### The request
Sort through the data and copy the lines holding the word "features".

### Dataset
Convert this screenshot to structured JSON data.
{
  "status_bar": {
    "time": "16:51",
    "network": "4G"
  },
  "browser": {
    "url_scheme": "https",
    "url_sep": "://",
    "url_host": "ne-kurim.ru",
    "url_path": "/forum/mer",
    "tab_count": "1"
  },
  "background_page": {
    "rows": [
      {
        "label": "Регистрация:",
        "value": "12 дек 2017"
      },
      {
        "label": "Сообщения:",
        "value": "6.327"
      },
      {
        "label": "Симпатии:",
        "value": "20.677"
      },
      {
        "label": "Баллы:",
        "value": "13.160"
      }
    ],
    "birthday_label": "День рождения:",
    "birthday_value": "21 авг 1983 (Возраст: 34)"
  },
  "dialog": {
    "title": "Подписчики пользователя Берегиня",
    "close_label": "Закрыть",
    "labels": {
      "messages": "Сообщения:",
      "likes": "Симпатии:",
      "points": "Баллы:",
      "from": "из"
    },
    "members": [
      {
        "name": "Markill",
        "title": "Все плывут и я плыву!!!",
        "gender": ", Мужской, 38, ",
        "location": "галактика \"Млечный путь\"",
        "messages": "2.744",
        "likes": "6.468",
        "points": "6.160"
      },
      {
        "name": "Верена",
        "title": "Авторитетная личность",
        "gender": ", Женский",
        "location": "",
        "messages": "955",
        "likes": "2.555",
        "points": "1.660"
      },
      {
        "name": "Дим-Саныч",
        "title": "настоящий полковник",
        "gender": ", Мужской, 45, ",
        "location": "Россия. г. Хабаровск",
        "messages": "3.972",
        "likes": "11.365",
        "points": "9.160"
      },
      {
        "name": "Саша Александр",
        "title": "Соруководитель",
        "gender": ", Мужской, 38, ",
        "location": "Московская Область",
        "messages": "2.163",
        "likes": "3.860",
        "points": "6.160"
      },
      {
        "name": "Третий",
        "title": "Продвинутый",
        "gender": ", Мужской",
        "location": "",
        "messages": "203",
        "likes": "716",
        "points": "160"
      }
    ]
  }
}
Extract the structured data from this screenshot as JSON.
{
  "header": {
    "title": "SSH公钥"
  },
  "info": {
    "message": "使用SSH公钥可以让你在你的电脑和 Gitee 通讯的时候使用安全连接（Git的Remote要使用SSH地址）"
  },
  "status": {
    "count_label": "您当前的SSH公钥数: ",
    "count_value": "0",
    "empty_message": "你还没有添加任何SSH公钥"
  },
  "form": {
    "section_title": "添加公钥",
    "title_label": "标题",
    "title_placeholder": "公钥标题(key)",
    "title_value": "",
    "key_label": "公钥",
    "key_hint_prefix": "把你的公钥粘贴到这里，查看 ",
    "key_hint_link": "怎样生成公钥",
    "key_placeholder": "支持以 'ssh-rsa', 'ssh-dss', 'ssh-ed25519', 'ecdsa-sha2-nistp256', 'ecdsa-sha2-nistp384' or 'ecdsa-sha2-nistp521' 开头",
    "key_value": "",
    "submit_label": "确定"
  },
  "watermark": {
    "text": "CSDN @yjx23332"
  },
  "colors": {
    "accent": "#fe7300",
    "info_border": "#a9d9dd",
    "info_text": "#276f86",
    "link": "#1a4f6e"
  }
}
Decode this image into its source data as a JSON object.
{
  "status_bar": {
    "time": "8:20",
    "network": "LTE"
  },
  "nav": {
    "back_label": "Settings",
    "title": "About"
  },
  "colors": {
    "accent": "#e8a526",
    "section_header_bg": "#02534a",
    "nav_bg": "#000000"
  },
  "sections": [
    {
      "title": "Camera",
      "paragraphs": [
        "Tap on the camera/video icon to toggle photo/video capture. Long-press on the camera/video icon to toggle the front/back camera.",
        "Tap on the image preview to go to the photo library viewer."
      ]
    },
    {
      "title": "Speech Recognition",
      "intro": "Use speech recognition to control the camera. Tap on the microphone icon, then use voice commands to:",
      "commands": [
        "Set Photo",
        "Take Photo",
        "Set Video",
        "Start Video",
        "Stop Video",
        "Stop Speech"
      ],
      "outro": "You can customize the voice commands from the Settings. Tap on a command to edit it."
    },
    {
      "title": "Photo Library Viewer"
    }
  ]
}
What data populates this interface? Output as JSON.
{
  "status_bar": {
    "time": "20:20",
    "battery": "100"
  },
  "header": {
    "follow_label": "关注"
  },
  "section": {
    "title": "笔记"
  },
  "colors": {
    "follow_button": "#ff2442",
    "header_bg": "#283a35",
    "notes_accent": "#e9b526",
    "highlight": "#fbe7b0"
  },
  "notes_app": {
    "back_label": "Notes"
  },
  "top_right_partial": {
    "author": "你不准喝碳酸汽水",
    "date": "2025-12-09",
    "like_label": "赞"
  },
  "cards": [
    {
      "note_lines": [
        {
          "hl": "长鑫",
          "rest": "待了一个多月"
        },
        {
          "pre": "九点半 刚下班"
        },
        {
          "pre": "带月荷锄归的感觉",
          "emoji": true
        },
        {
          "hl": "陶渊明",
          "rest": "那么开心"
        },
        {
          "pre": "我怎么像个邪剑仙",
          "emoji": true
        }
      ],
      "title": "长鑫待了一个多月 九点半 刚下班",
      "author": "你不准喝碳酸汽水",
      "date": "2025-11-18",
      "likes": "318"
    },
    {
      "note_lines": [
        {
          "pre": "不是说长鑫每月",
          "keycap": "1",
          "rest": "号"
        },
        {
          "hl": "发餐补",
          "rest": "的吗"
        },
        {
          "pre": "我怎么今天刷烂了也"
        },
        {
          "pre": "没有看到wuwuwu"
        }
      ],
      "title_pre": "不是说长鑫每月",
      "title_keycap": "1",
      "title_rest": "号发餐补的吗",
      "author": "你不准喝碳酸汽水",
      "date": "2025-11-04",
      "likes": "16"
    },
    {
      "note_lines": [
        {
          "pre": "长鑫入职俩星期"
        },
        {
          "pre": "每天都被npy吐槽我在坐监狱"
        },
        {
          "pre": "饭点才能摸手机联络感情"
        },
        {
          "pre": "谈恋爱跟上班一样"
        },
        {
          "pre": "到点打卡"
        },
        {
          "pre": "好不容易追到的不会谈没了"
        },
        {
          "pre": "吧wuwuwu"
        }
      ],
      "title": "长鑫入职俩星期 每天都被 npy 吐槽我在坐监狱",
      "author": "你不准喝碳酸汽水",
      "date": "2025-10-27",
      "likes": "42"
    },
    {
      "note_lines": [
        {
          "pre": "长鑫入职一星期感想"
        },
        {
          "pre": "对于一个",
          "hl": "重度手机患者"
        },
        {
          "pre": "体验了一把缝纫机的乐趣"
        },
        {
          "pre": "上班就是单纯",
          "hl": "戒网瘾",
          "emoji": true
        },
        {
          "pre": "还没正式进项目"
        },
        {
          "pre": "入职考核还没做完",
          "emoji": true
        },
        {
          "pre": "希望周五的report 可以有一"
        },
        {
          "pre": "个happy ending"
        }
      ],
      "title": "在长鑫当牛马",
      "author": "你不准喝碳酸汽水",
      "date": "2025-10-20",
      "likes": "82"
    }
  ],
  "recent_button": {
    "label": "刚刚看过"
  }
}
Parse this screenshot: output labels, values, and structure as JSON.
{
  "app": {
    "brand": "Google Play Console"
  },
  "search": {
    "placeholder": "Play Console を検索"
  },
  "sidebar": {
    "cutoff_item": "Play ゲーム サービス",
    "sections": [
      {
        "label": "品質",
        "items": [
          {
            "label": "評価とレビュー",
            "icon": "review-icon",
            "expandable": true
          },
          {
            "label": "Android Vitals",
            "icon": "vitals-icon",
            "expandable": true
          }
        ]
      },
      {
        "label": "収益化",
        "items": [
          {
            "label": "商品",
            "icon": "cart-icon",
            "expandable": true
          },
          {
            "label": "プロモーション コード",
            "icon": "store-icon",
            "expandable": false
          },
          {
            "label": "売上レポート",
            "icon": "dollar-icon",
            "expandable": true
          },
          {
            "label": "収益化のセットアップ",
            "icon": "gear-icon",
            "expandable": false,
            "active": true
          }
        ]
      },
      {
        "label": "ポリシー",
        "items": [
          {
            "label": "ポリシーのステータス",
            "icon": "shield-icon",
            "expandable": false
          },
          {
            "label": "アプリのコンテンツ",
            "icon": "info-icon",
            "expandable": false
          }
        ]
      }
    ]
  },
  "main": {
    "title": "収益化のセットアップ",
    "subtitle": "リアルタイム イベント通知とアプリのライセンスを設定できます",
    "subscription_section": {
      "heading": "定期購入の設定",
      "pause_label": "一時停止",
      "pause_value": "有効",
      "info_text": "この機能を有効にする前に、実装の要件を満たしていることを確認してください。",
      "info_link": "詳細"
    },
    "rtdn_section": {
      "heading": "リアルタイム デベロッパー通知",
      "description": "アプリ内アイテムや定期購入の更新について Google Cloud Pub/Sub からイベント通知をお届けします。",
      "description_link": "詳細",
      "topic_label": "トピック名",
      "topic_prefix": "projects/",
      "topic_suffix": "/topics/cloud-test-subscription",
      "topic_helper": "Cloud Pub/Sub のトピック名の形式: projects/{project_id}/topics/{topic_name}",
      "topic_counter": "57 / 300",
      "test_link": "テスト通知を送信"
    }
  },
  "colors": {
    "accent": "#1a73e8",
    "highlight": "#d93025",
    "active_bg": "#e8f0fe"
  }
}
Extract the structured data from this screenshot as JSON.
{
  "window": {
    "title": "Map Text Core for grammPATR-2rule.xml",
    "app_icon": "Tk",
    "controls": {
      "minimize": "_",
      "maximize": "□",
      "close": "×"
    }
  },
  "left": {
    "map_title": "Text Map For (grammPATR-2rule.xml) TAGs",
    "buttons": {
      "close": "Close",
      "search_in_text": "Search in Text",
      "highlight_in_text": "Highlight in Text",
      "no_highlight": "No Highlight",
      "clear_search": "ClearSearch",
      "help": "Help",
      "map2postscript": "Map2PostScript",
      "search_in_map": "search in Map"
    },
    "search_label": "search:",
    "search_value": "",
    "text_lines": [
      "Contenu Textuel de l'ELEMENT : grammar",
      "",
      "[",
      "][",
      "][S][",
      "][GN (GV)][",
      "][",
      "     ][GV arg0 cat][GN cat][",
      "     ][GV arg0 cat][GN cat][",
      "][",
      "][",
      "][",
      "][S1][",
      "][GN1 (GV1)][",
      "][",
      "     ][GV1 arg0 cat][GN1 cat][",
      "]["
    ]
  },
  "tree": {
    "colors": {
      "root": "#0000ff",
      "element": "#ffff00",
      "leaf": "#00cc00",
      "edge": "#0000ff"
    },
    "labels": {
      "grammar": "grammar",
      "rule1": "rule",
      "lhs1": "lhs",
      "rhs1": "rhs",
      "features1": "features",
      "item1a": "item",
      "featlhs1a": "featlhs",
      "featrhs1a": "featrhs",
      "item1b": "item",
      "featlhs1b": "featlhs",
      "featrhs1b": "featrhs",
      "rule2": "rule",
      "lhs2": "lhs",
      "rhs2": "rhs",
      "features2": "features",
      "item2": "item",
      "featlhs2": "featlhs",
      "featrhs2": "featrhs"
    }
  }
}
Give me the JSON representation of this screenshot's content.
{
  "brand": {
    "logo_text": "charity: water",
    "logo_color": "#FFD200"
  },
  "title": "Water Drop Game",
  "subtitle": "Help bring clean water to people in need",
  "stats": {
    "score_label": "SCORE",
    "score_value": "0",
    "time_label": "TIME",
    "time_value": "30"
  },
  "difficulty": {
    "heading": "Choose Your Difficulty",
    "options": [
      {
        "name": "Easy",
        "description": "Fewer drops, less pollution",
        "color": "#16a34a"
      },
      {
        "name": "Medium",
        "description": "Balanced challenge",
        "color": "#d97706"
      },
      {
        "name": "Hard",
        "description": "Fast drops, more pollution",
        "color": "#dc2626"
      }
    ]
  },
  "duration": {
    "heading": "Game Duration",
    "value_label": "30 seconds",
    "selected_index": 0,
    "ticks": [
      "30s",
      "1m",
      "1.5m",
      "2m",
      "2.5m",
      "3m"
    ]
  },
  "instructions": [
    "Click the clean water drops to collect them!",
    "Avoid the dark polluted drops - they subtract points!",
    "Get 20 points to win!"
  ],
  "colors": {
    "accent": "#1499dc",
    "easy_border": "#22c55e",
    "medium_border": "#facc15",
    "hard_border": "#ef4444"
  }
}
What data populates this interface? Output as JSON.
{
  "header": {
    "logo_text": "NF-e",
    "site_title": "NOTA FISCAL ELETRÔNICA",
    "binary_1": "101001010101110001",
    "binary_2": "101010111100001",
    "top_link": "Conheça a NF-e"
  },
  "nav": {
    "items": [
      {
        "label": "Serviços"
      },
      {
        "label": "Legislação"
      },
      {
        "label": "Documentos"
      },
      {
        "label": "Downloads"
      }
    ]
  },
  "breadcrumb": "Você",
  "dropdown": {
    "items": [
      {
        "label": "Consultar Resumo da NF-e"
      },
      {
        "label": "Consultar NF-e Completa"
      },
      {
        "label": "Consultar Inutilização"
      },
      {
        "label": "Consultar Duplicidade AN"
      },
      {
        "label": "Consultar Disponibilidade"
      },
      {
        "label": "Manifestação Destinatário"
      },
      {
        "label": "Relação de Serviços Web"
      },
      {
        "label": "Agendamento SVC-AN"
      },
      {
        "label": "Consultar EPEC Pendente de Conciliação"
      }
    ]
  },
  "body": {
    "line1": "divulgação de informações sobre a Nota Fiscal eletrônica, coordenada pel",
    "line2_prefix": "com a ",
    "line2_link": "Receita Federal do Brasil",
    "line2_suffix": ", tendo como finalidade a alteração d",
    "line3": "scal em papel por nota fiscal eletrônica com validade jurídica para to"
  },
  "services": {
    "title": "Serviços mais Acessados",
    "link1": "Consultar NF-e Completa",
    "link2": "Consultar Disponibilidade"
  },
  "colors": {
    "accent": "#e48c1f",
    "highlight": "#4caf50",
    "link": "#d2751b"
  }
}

### Response to the task
      "features1": "features",
      "features2": "features",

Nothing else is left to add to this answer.